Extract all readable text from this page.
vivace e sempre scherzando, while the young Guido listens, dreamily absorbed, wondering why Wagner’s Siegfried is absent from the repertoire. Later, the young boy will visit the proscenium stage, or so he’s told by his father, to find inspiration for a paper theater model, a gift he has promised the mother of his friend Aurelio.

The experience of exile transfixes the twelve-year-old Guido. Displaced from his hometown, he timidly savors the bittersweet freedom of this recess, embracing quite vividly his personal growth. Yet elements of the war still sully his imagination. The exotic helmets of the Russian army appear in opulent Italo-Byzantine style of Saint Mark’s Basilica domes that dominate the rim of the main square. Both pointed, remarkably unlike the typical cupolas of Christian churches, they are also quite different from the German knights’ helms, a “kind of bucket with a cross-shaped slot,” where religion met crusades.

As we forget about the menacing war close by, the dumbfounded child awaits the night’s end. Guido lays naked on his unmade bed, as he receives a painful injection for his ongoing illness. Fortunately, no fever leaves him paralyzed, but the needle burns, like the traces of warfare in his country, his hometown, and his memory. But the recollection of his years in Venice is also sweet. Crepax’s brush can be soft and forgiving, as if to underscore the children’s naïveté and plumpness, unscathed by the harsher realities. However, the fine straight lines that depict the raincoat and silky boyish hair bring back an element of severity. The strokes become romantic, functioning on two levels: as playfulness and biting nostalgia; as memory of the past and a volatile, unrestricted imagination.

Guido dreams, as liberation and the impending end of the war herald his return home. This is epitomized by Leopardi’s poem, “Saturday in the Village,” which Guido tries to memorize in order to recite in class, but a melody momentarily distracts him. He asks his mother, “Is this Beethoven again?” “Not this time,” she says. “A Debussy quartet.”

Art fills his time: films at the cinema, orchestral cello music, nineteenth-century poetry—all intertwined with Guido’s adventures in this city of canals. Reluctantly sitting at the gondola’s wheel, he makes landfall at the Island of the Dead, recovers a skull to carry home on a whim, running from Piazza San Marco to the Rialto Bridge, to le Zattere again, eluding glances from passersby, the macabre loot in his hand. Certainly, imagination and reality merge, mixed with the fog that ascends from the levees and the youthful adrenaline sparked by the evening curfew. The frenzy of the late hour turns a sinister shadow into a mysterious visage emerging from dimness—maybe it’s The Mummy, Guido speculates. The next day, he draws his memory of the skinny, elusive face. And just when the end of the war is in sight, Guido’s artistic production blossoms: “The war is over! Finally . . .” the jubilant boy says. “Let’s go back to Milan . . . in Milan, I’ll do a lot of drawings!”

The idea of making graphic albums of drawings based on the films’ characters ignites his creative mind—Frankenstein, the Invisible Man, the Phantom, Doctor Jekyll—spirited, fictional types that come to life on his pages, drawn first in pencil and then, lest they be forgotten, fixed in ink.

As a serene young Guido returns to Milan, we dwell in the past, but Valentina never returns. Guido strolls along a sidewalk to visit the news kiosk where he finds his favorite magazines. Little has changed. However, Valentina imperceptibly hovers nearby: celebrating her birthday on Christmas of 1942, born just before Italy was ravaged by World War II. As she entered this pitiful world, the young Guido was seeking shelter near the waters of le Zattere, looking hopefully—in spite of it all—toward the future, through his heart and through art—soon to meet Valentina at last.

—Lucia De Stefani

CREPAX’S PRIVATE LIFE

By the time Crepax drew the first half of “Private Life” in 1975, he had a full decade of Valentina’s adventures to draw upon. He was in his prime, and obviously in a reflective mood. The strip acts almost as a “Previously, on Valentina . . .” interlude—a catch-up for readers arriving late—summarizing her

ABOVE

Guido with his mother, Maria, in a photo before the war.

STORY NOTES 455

****************

* _The request_
Output the lines above verbatim and in full.

* _Answer_
Extract all readable text from this page.
vivace e sempre scherzando, while the young Guido listens, dreamily absorbed, wondering why Wagner’s Siegfried is absent from the repertoire. Later, the young boy will visit the proscenium stage, or so he’s told by his father, to find inspiration for a paper theater model, a gift he has promised the mother of his friend Aurelio.

The experience of exile transfixes the twelve-year-old Guido. Displaced from his hometown, he timidly savors the bittersweet freedom of this recess, embracing quite vividly his personal growth. Yet elements of the war still sully his imagination. The exotic helmets of the Russian army appear in opulent Italo-Byzantine style of Saint Mark’s Basilica domes that dominate the rim of the main square. Both pointed, remarkably unlike the typical cupolas of Christian churches, they are also quite different from the German knights’ helms, a “kind of bucket with a cross-shaped slot,” where religion met crusades.

As we forget about the menacing war close by, the dumbfounded child awaits the night’s end. Guido lays naked on his unmade bed, as he receives a painful injection for his ongoing illness. Fortunately, no fever leaves him paralyzed, but the needle burns, like the traces of warfare in his country, his hometown, and his memory. But the recollection of his years in Venice is also sweet. Crepax’s brush can be soft and forgiving, as if to underscore the children’s naïveté and plumpness, unscathed by the harsher realities. However, the fine straight lines that depict the raincoat and silky boyish hair bring back an element of severity. The strokes become romantic, functioning on two levels: as playfulness and biting nostalgia; as memory of the past and a volatile, unrestricted imagination.

Guido dreams, as liberation and the impending end of the war herald his return home. This is epitomized by Leopardi’s poem, “Saturday in the Village,” which Guido tries to memorize in order to recite in class, but a melody momentarily distracts him. He asks his mother, “Is this Beethoven again?” “Not this time,” she says. “A Debussy quartet.”

Art fills his time: films at the cinema, orchestral cello music, nineteenth-century poetry—all intertwined with Guido’s adventures in this city of canals. Reluctantly sitting at the gondola’s wheel, he makes landfall at the Island of the Dead, recovers a skull to carry home on a whim, running from Piazza San Marco to the Rialto Bridge, to le Zattere again, eluding glances from passersby, the macabre loot in his hand. Certainly, imagination and reality merge, mixed with the fog that ascends from the levees and the youthful adrenaline sparked by the evening curfew. The frenzy of the late hour turns a sinister shadow into a mysterious visage emerging from dimness—maybe it’s The Mummy, Guido speculates. The next day, he draws his memory of the skinny, elusive face. And just when the end of the war is in sight, Guido’s artistic production blossoms: “The war is over! Finally . . .” the jubilant boy says. “Let’s go back to Milan . . . in Milan, I’ll do a lot of drawings!”

The idea of making graphic albums of drawings based on the films’ characters ignites his creative mind—Frankenstein, the Invisible Man, the Phantom, Doctor Jekyll—spirited, fictional types that come to life on his pages, drawn first in pencil and then, lest they be forgotten, fixed in ink.

As a serene young Guido returns to Milan, we dwell in the past, but Valentina never returns. Guido strolls along a sidewalk to visit the news kiosk where he finds his favorite magazines. Little has changed. However, Valentina imperceptibly hovers nearby: celebrating her birthday on Christmas of 1942, born just before Italy was ravaged by World War II. As she entered this pitiful world, the young Guido was seeking shelter near the waters of le Zattere, looking hopefully—in spite of it all—toward the future, through his heart and through art—soon to meet Valentina at last.

—Lucia De Stefani

CREPAX’S PRIVATE LIFE

By the time Crepax drew the first half of “Private Life” in 1975, he had a full decade of Valentina’s adventures to draw upon. He was in his prime, and obviously in a reflective mood. The strip acts almost as a “Previously, on Valentina . . .” interlude—a catch-up for readers arriving late—summarizing her

ABOVE

Guido with his mother, Maria, in a photo before the war.

STORY NOTES 455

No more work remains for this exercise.